*** Data section ***
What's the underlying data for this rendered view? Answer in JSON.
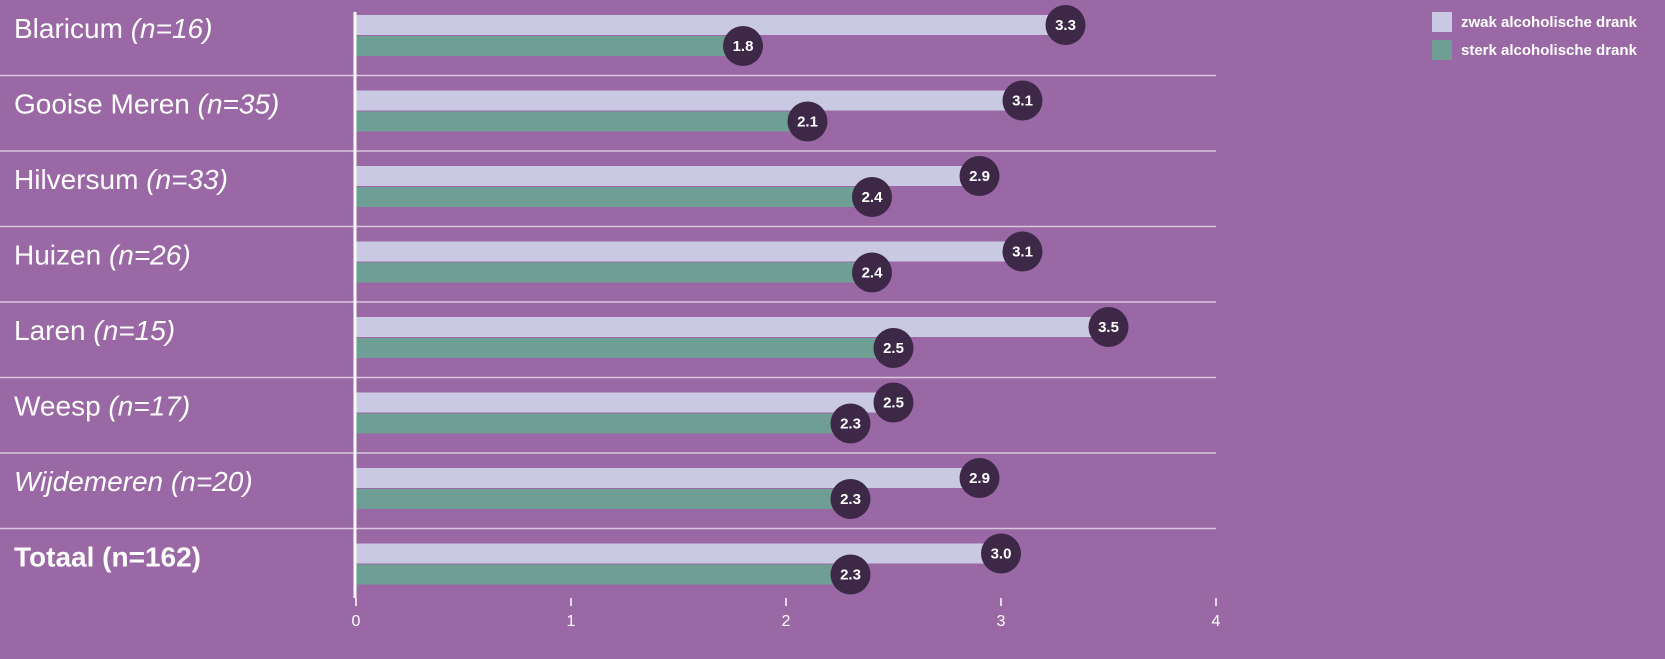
{
  "chart_data": {
    "type": "bar",
    "orientation": "horizontal",
    "categories": [
      {
        "name": "Blaricum",
        "n": "(n=16)"
      },
      {
        "name": "Gooise Meren",
        "n": "(n=35)"
      },
      {
        "name": "Hilversum",
        "n": "(n=33)"
      },
      {
        "name": "Huizen",
        "n": "(n=26)"
      },
      {
        "name": "Laren",
        "n": "(n=15)"
      },
      {
        "name": "Weesp",
        "n": "(n=17)"
      },
      {
        "name": "Wijdemeren",
        "n": "(n=20)"
      },
      {
        "name": "Totaal",
        "n": "(n=162)"
      }
    ],
    "series": [
      {
        "name": "zwak alcoholische drank",
        "color": "#c9c9e3",
        "values": [
          3.3,
          3.1,
          2.9,
          3.1,
          3.5,
          2.5,
          2.9,
          3.0
        ],
        "labels": [
          "3.3",
          "3.1",
          "2.9",
          "3.1",
          "3.5",
          "2.5",
          "2.9",
          "3.0"
        ]
      },
      {
        "name": "sterk alcoholische drank",
        "color": "#6f9e94",
        "values": [
          1.8,
          2.1,
          2.4,
          2.4,
          2.5,
          2.3,
          2.3,
          2.3
        ],
        "labels": [
          "1.8",
          "2.1",
          "2.4",
          "2.4",
          "2.5",
          "2.3",
          "2.3",
          "2.3"
        ]
      }
    ],
    "xlim": [
      0,
      4
    ],
    "xticks": [
      "0",
      "1",
      "2",
      "3",
      "4"
    ],
    "legend_position": "top-right",
    "bubble_color": "#3d2947",
    "background_color": "#9a69a5",
    "divider_color": "#d9c5de",
    "title": "",
    "xlabel": "",
    "ylabel": ""
  }
}
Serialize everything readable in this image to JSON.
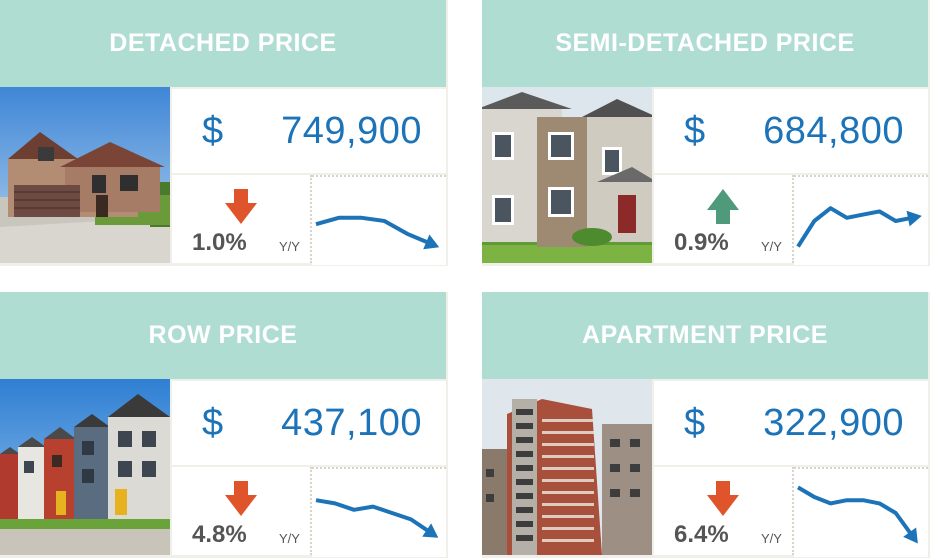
***
**Task details**
Pictures don't belong in the copy. Restate all the entries exactly.

**Solution for this exercise**
What's the underlying data for this rendered view? Answer in JSON.
{
  "chart_data": {
    "type": "bar",
    "orientation": "horizontal",
    "categories": [
      {
        "name": "Blaricum",
        "n": "(n=16)"
      },
      {
        "name": "Gooise Meren",
        "n": "(n=35)"
      },
      {
        "name": "Hilversum",
        "n": "(n=33)"
      },
      {
        "name": "Huizen",
        "n": "(n=26)"
      },
      {
        "name": "Laren",
        "n": "(n=15)"
      },
      {
        "name": "Weesp",
        "n": "(n=17)"
      },
      {
        "name": "Wijdemeren",
        "n": "(n=20)"
      },
      {
        "name": "Totaal",
        "n": "(n=162)"
      }
    ],
    "series": [
      {
        "name": "zwak alcoholische drank",
        "color": "#c9c9e3",
        "values": [
          3.3,
          3.1,
          2.9,
          3.1,
          3.5,
          2.5,
          2.9,
          3.0
        ],
        "labels": [
          "3.3",
          "3.1",
          "2.9",
          "3.1",
          "3.5",
          "2.5",
          "2.9",
          "3.0"
        ]
      },
      {
        "name": "sterk alcoholische drank",
        "color": "#6f9e94",
        "values": [
          1.8,
          2.1,
          2.4,
          2.4,
          2.5,
          2.3,
          2.3,
          2.3
        ],
        "labels": [
          "1.8",
          "2.1",
          "2.4",
          "2.4",
          "2.5",
          "2.3",
          "2.3",
          "2.3"
        ]
      }
    ],
    "xlim": [
      0,
      4
    ],
    "xticks": [
      "0",
      "1",
      "2",
      "3",
      "4"
    ],
    "legend_position": "top-right",
    "bubble_color": "#3d2947",
    "background_color": "#9a69a5",
    "divider_color": "#d9c5de",
    "title": "",
    "xlabel": "",
    "ylabel": ""
  }
}
Serialize everything readable in this image to JSON.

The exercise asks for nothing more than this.